▶ _Passage given_
## Begin
The get_web_page function is as follows:
function get_web_page( $url )
{
$options = array(
CURLOPT_RETURNTRANSFER => true, // return web page
CURLOPT_HEADER => false, // don't return headers
CURLOPT_FOLLOWLOCATION => true, // follow redirects
CURLOPT_ENCODING => "", // handle compressed
CURLOPT_USERAGENT => "spider", // who am i
CURLOPT_AUTOREFERER => true, // set referer on redirect
CURLOPT_CONNECTTIMEOUT => 120, // timeout on connect
CURLOPT_TIMEOUT => 120, // timeout on response
CURLOPT_MAXREDIRS => 10, // stop after 10 redirects
);
$ch = curl_init( $url );
curl_setopt_array( $ch, $options );
$content = curl_exec( $ch );
$err = curl_errno( $ch );
$errmsg = curl_error( $ch );
$header = curl_getinfo( $ch );
curl_close( $ch );
$header['errno'] = $err;
$header['errmsg'] = $errmsg;
$header['content'] = $content;
return $header;
}
An input of URLs and keywords once from the user can be considered as a task. Now this task can be started and it will start running in the background. At the same time another task can be defined and can be started. Each task will have statuses like "To Do", "In Progress", "Pending", "Done", etc. The Simple Task Board by Oscar Dias is the exact way I want the tasks to be displayed.
## End
▶ _Written problem 1_
In the passage about the get_web_page function, what user agent string does the function send?
▶ _Written problem 2_
Go on with the passage about the get_web_page function and background tasks, picking up after its final sentence.
The records have no connection to the passage about the get_web_page function.

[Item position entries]
## Begin
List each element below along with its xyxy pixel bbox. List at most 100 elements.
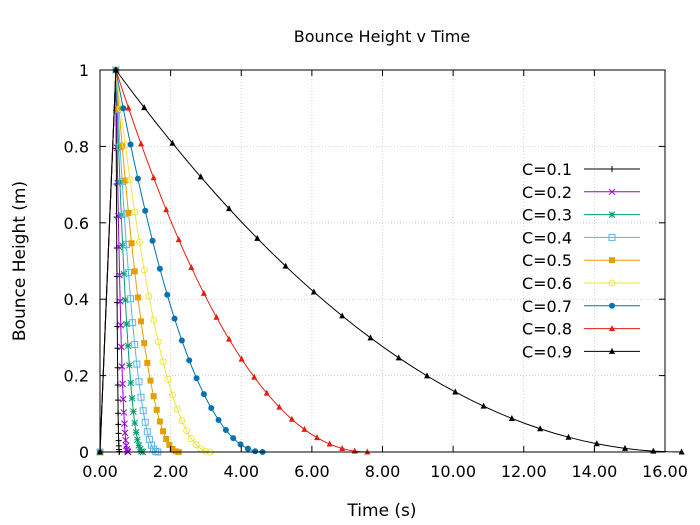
data-point bbox=[116, 271, 123, 279]
series-C=0.4 bbox=[96, 66, 162, 456]
data-point bbox=[193, 375, 200, 382]
data-point bbox=[197, 173, 204, 180]
data-point bbox=[622, 444, 629, 451]
data-point bbox=[114, 397, 121, 404]
legend-label: C=0.2 bbox=[522, 183, 572, 202]
data-point bbox=[117, 321, 125, 329]
data-point bbox=[150, 393, 157, 400]
data-point bbox=[159, 358, 167, 366]
data-point bbox=[213, 313, 220, 320]
y-axis-label: Bounce Height (m) bbox=[10, 181, 30, 341]
data-point bbox=[132, 428, 140, 436]
data-point bbox=[120, 270, 128, 278]
data-point bbox=[116, 106, 123, 113]
data-point bbox=[127, 141, 134, 148]
data-point bbox=[124, 269, 132, 277]
data-point bbox=[123, 320, 131, 328]
data-point bbox=[238, 355, 245, 362]
data-point bbox=[114, 382, 121, 389]
data-point bbox=[116, 178, 124, 186]
data-point bbox=[134, 436, 141, 444]
grid bbox=[100, 70, 665, 452]
legend-label: C=0.7 bbox=[522, 297, 572, 316]
data-point bbox=[131, 340, 139, 348]
data-point bbox=[452, 388, 459, 395]
data-point bbox=[172, 448, 179, 455]
data-point bbox=[215, 417, 222, 424]
data-point bbox=[424, 372, 431, 379]
data-point bbox=[145, 292, 153, 300]
data-point bbox=[116, 298, 124, 305]
data-point bbox=[226, 335, 233, 342]
legend-label: C=0.4 bbox=[522, 228, 572, 247]
data-point bbox=[263, 389, 270, 396]
legend-label: C=0.8 bbox=[522, 320, 572, 339]
data-point bbox=[230, 435, 237, 442]
legend-marker bbox=[609, 166, 615, 172]
data-point bbox=[208, 405, 215, 412]
data-point bbox=[252, 448, 259, 455]
data-point bbox=[127, 295, 135, 303]
data-point bbox=[138, 318, 145, 325]
data-point bbox=[149, 237, 156, 244]
data-point bbox=[222, 427, 229, 434]
axis-ticks: 0.00 2.00 4.00 6.00 8.00 10.00 12.00 14.00 16.00… bbox=[64, 61, 688, 481]
data-point bbox=[131, 208, 139, 216]
legend-label: C=0.3 bbox=[522, 206, 572, 225]
data-point bbox=[142, 207, 149, 214]
data-point bbox=[115, 410, 122, 417]
data-point bbox=[118, 343, 125, 351]
data-point bbox=[282, 262, 289, 269]
data-point bbox=[156, 265, 163, 272]
data-point bbox=[114, 364, 121, 371]
data-point bbox=[138, 448, 145, 455]
data-point bbox=[301, 425, 308, 432]
legend-marker bbox=[609, 325, 615, 332]
data-point bbox=[121, 420, 128, 427]
data-point bbox=[156, 418, 163, 425]
chart-title: Bounce Height v Time bbox=[294, 27, 470, 46]
data-point bbox=[192, 441, 200, 449]
legend-label: C=0.6 bbox=[522, 274, 572, 293]
data-point bbox=[139, 407, 147, 415]
data-point bbox=[169, 445, 176, 452]
data-point bbox=[201, 447, 209, 455]
legend-label: C=0.5 bbox=[522, 251, 572, 270]
data-point bbox=[131, 268, 138, 275]
data-point bbox=[508, 414, 515, 421]
data-point bbox=[537, 425, 544, 432]
data-point bbox=[127, 379, 135, 387]
data-point bbox=[326, 440, 333, 447]
data-point bbox=[187, 435, 195, 443]
data-point bbox=[310, 288, 317, 295]
data-point bbox=[154, 338, 162, 346]
data-point bbox=[141, 340, 148, 347]
y-tick-label: 0 bbox=[79, 443, 89, 462]
data-point bbox=[480, 402, 487, 409]
data-point bbox=[150, 174, 157, 181]
legend-entry: C=0.5 bbox=[522, 251, 640, 270]
data-point bbox=[168, 391, 176, 399]
data-point bbox=[288, 415, 295, 422]
x-tick-label: 2.00 bbox=[153, 462, 189, 481]
legend-label: C=0.9 bbox=[522, 342, 572, 361]
y-tick-label: 0.8 bbox=[64, 137, 89, 156]
data-point bbox=[367, 334, 374, 341]
x-tick-label: 6.00 bbox=[294, 462, 330, 481]
x-tick-label: 4.00 bbox=[223, 462, 259, 481]
legend-marker bbox=[608, 279, 616, 287]
x-tick-label: 14.00 bbox=[571, 462, 617, 481]
data-point bbox=[339, 445, 346, 452]
data-point bbox=[135, 378, 143, 386]
data-point bbox=[138, 140, 145, 147]
data-point bbox=[237, 441, 244, 448]
data-point bbox=[148, 441, 156, 449]
data-point bbox=[126, 176, 134, 184]
data-point bbox=[163, 206, 170, 213]
x-axis-label: Time (s) bbox=[346, 501, 416, 521]
x-tick-label: 0.00 bbox=[82, 462, 118, 481]
data-point bbox=[171, 315, 178, 322]
data-point bbox=[122, 436, 129, 444]
legend-entry: C=0.8 bbox=[522, 320, 640, 339]
legend-label: C=0.1 bbox=[522, 160, 572, 179]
## End
▶ _Written response 1_
It sends "spider" as the user agent.

▶ _Written response 2_
I read about so many ways to run function in background that now I am in a dilemma about which approach to adopt. I read about exec, pcntl_fork, Gearman and other but all need CLI which I don't want to use. I tried installing Gearman with Cygwin but got stuck in Gearman installation as it cannot find libevent. I've installed libevent separately but still it doesn't work. And Gearman needs CLI so dropped it. I don't want to use CRON also. I just want to know which approach will be best in my scenario.
I am using PHP 5.3.8 | Codeigniter 2.1.3 | Apache 2.2.21 | MySQL 5.5.16 | Windows 7 64 bit
回答1:
Your problem is, Windows.
windows is simply not very good for running background tasks & cron jobs - there are tools you can find, but they are limited.
However, are you sure you even need this? Most servers are Linux, so why don't you just test on Windows & move over.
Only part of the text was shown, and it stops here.